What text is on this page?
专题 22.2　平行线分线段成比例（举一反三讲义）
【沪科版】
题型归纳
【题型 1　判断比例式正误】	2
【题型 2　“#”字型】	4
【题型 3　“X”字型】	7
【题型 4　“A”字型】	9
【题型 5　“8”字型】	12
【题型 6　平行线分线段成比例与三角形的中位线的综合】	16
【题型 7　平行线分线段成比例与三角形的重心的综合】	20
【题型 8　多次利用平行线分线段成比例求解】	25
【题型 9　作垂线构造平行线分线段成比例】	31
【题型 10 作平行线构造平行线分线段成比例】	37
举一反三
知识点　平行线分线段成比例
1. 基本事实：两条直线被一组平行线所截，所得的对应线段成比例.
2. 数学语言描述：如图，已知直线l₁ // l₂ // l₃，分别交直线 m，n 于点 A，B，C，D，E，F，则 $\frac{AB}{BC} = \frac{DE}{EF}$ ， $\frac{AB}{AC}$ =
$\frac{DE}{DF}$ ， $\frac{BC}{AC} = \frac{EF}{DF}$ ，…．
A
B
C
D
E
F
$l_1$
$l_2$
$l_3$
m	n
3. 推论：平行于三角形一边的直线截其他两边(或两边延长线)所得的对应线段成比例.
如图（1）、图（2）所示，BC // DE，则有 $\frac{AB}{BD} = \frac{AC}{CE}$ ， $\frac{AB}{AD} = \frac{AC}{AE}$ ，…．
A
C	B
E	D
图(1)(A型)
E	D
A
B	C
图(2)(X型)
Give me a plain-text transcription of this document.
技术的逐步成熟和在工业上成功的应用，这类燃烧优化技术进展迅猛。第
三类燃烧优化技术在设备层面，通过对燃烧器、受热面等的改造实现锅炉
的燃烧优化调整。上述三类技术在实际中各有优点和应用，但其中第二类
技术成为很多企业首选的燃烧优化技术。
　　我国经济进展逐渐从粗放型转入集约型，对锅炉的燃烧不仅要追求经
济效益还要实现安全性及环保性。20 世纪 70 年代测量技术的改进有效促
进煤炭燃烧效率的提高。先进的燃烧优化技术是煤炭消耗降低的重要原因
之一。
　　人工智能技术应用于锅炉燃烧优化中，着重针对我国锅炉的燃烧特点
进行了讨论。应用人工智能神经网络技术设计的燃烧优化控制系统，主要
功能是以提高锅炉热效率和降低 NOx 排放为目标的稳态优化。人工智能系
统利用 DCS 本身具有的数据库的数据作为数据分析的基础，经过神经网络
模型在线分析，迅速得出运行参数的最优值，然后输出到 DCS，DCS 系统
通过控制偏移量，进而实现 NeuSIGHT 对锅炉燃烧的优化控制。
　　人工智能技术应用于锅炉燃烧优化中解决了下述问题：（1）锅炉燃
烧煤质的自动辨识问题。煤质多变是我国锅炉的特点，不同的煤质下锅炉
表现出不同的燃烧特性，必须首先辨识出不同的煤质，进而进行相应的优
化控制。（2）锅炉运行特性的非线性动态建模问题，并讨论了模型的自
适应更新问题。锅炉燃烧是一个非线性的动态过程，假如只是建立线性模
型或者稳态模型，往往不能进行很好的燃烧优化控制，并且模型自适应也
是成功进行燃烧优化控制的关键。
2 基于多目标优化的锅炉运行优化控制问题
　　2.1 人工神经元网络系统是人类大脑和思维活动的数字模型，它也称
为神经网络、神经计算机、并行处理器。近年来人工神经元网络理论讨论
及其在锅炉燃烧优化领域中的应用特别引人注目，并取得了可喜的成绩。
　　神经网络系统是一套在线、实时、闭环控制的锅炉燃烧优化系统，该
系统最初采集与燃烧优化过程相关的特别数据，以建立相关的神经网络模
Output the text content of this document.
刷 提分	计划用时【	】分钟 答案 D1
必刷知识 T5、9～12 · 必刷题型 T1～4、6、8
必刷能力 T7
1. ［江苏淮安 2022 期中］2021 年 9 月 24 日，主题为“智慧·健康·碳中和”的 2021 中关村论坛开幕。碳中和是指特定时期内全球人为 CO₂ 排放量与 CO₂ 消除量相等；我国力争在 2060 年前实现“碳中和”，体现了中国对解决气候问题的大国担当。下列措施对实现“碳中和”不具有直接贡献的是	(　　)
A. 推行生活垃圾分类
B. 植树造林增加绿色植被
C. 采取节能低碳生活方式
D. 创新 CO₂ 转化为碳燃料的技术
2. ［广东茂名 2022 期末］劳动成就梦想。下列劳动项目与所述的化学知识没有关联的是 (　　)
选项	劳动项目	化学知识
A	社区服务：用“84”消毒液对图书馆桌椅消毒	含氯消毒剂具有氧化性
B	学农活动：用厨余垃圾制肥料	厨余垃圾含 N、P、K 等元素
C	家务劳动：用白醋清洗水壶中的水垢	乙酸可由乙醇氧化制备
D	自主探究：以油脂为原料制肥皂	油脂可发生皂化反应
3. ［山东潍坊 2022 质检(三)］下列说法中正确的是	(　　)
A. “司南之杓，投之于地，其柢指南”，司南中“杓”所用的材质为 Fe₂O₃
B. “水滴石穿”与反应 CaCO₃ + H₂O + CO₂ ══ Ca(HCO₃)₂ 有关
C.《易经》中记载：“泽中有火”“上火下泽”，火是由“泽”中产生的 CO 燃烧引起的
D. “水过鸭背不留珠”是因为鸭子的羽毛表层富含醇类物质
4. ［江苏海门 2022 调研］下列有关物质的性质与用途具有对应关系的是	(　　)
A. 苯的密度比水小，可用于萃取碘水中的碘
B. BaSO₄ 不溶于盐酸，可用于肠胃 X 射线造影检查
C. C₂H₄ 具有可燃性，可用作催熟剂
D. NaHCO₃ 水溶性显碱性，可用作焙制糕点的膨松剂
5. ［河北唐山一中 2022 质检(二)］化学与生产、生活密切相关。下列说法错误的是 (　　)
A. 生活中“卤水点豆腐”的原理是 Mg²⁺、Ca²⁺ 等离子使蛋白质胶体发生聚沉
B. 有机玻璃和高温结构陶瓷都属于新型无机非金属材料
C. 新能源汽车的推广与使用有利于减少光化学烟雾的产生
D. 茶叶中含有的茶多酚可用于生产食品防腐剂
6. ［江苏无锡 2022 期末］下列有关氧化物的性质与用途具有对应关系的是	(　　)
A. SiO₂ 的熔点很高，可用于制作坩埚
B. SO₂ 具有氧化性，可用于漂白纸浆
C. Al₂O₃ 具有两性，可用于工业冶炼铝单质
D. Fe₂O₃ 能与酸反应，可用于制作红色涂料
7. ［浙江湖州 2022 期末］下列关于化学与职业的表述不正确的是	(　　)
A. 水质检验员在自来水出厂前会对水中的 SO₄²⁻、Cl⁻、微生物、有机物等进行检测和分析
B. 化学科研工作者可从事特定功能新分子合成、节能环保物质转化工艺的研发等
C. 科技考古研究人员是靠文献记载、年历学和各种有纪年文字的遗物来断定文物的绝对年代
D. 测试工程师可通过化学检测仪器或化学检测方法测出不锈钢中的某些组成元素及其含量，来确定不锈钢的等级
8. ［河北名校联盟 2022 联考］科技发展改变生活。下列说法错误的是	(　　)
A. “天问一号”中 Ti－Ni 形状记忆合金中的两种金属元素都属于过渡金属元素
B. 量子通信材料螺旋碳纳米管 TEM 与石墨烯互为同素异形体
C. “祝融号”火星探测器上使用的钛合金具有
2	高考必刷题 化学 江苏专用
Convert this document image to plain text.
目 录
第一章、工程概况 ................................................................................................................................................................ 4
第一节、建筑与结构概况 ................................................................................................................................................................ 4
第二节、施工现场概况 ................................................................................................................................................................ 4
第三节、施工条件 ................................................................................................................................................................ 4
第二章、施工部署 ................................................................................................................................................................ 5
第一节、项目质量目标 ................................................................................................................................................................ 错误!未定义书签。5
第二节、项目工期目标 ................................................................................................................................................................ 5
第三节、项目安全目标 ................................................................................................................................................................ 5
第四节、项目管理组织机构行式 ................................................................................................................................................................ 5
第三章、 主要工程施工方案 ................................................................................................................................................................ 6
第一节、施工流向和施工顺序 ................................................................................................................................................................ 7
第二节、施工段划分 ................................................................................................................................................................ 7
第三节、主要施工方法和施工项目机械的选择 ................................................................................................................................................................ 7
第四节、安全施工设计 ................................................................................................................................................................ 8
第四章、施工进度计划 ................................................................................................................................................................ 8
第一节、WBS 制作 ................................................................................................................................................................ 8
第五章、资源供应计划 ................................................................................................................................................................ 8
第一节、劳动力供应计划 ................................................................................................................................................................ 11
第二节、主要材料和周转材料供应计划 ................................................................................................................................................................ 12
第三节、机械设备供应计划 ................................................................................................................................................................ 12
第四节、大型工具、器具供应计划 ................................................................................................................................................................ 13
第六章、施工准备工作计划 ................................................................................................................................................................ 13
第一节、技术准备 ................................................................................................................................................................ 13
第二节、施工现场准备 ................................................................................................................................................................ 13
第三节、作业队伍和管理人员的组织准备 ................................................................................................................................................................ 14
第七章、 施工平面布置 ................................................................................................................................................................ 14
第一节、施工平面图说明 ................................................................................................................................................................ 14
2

***

#### [Instructions for the task]
Make a list of all lines in the data that contain "document".

#### [Answer for the task]
Give me a plain-text transcription of this document.
Output the text content of this document.
Convert this document image to plain text.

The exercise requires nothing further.